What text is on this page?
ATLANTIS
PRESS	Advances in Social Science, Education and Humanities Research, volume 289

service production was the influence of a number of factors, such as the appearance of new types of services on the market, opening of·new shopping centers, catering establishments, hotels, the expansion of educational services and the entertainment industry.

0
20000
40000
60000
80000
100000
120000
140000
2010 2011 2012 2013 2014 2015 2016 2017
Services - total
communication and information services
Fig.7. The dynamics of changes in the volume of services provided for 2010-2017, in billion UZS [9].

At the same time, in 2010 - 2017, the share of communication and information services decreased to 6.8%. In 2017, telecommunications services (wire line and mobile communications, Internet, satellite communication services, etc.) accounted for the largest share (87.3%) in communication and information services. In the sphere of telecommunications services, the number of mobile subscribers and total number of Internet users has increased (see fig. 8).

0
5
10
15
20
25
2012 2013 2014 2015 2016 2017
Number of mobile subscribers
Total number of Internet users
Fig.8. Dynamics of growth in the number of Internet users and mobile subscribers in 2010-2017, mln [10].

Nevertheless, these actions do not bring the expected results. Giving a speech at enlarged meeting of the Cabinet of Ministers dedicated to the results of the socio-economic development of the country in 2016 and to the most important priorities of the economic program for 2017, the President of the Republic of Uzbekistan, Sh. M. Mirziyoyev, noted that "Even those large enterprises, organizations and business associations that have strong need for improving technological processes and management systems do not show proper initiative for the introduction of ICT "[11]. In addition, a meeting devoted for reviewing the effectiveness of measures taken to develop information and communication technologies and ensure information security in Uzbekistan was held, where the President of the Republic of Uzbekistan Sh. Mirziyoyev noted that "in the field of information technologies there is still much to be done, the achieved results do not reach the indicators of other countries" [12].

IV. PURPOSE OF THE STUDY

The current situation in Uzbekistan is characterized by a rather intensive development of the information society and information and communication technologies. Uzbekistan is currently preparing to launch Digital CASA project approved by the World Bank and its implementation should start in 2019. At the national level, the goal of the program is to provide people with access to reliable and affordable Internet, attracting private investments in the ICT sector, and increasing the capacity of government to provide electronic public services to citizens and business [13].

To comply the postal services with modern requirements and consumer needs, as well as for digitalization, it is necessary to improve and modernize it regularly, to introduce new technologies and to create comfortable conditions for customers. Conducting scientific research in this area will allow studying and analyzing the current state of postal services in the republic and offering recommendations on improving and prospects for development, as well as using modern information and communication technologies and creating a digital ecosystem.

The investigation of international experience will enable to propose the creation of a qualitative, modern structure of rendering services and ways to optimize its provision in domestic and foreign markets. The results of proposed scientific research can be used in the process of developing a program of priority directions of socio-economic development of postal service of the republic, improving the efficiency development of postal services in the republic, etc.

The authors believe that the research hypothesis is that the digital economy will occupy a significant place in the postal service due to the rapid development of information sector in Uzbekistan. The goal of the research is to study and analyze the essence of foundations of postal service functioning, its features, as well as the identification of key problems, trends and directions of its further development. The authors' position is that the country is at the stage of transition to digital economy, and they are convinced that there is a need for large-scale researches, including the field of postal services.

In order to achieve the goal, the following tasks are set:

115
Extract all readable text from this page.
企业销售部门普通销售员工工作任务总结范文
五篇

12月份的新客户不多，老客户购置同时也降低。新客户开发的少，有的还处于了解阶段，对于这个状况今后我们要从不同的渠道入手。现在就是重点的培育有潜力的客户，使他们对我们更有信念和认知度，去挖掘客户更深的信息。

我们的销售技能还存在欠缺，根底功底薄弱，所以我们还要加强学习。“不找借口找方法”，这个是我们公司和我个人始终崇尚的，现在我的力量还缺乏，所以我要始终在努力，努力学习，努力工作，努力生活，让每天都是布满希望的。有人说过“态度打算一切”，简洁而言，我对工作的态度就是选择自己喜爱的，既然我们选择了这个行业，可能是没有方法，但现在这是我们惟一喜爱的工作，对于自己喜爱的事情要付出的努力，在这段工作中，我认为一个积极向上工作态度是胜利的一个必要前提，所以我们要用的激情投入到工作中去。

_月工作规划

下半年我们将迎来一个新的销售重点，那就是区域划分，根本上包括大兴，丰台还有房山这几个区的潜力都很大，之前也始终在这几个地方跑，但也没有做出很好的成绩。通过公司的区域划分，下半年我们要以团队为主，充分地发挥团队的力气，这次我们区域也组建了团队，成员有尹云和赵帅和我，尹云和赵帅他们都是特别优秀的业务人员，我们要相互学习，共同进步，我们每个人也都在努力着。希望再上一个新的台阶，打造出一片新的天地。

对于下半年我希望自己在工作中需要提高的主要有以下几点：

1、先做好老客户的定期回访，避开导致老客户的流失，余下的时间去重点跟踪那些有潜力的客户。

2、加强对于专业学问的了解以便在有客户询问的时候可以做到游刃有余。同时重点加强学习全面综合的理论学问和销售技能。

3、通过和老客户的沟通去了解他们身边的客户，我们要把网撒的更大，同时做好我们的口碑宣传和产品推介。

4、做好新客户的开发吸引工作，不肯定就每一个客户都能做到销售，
· · · · ·
Retype the records in full. Keep every line identical to the original.

#### [Response for this exercise]
What text is on this page?
ATLANTIS
PRESS	Advances in Social Science, Education and Humanities Research, volume 289

service production was the influence of a number of factors, such as the appearance of new types of services on the market, opening of·new shopping centers, catering establishments, hotels, the expansion of educational services and the entertainment industry.

0
20000
40000
60000
80000
100000
120000
140000
2010 2011 2012 2013 2014 2015 2016 2017
Services - total
communication and information services
Fig.7. The dynamics of changes in the volume of services provided for 2010-2017, in billion UZS [9].

At the same time, in 2010 - 2017, the share of communication and information services decreased to 6.8%. In 2017, telecommunications services (wire line and mobile communications, Internet, satellite communication services, etc.) accounted for the largest share (87.3%) in communication and information services. In the sphere of telecommunications services, the number of mobile subscribers and total number of Internet users has increased (see fig. 8).

0
5
10
15
20
25
2012 2013 2014 2015 2016 2017
Number of mobile subscribers
Total number of Internet users
Fig.8. Dynamics of growth in the number of Internet users and mobile subscribers in 2010-2017, mln [10].

Nevertheless, these actions do not bring the expected results. Giving a speech at enlarged meeting of the Cabinet of Ministers dedicated to the results of the socio-economic development of the country in 2016 and to the most important priorities of the economic program for 2017, the President of the Republic of Uzbekistan, Sh. M. Mirziyoyev, noted that "Even those large enterprises, organizations and business associations that have strong need for improving technological processes and management systems do not show proper initiative for the introduction of ICT "[11]. In addition, a meeting devoted for reviewing the effectiveness of measures taken to develop information and communication technologies and ensure information security in Uzbekistan was held, where the President of the Republic of Uzbekistan Sh. Mirziyoyev noted that "in the field of information technologies there is still much to be done, the achieved results do not reach the indicators of other countries" [12].

IV. PURPOSE OF THE STUDY

The current situation in Uzbekistan is characterized by a rather intensive development of the information society and information and communication technologies. Uzbekistan is currently preparing to launch Digital CASA project approved by the World Bank and its implementation should start in 2019. At the national level, the goal of the program is to provide people with access to reliable and affordable Internet, attracting private investments in the ICT sector, and increasing the capacity of government to provide electronic public services to citizens and business [13].

To comply the postal services with modern requirements and consumer needs, as well as for digitalization, it is necessary to improve and modernize it regularly, to introduce new technologies and to create comfortable conditions for customers. Conducting scientific research in this area will allow studying and analyzing the current state of postal services in the republic and offering recommendations on improving and prospects for development, as well as using modern information and communication technologies and creating a digital ecosystem.

The investigation of international experience will enable to propose the creation of a qualitative, modern structure of rendering services and ways to optimize its provision in domestic and foreign markets. The results of proposed scientific research can be used in the process of developing a program of priority directions of socio-economic development of postal service of the republic, improving the efficiency development of postal services in the republic, etc.

The authors believe that the research hypothesis is that the digital economy will occupy a significant place in the postal service due to the rapid development of information sector in Uzbekistan. The goal of the research is to study and analyze the essence of foundations of postal service functioning, its features, as well as the identification of key problems, trends and directions of its further development. The authors' position is that the country is at the stage of transition to digital economy, and they are convinced that there is a need for large-scale researches, including the field of postal services.

In order to achieve the goal, the following tasks are set:

115
Extract all readable text from this page.
企业销售部门普通销售员工工作任务总结范文
五篇

12月份的新客户不多，老客户购置同时也降低。新客户开发的少，有的还处于了解阶段，对于这个状况今后我们要从不同的渠道入手。现在就是重点的培育有潜力的客户，使他们对我们更有信念和认知度，去挖掘客户更深的信息。

我们的销售技能还存在欠缺，根底功底薄弱，所以我们还要加强学习。“不找借口找方法”，这个是我们公司和我个人始终崇尚的，现在我的力量还缺乏，所以我要始终在努力，努力学习，努力工作，努力生活，让每天都是布满希望的。有人说过“态度打算一切”，简洁而言，我对工作的态度就是选择自己喜爱的，既然我们选择了这个行业，可能是没有方法，但现在这是我们惟一喜爱的工作，对于自己喜爱的事情要付出的努力，在这段工作中，我认为一个积极向上工作态度是胜利的一个必要前提，所以我们要用的激情投入到工作中去。

_月工作规划

下半年我们将迎来一个新的销售重点，那就是区域划分，根本上包括大兴，丰台还有房山这几个区的潜力都很大，之前也始终在这几个地方跑，但也没有做出很好的成绩。通过公司的区域划分，下半年我们要以团队为主，充分地发挥团队的力气，这次我们区域也组建了团队，成员有尹云和赵帅和我，尹云和赵帅他们都是特别优秀的业务人员，我们要相互学习，共同进步，我们每个人也都在努力着。希望再上一个新的台阶，打造出一片新的天地。

对于下半年我希望自己在工作中需要提高的主要有以下几点：

1、先做好老客户的定期回访，避开导致老客户的流失，余下的时间去重点跟踪那些有潜力的客户。

2、加强对于专业学问的了解以便在有客户询问的时候可以做到游刃有余。同时重点加强学习全面综合的理论学问和销售技能。

3、通过和老客户的沟通去了解他们身边的客户，我们要把网撒的更大，同时做好我们的口碑宣传和产品推介。

4、做好新客户的开发吸引工作，不肯定就每一个客户都能做到销售，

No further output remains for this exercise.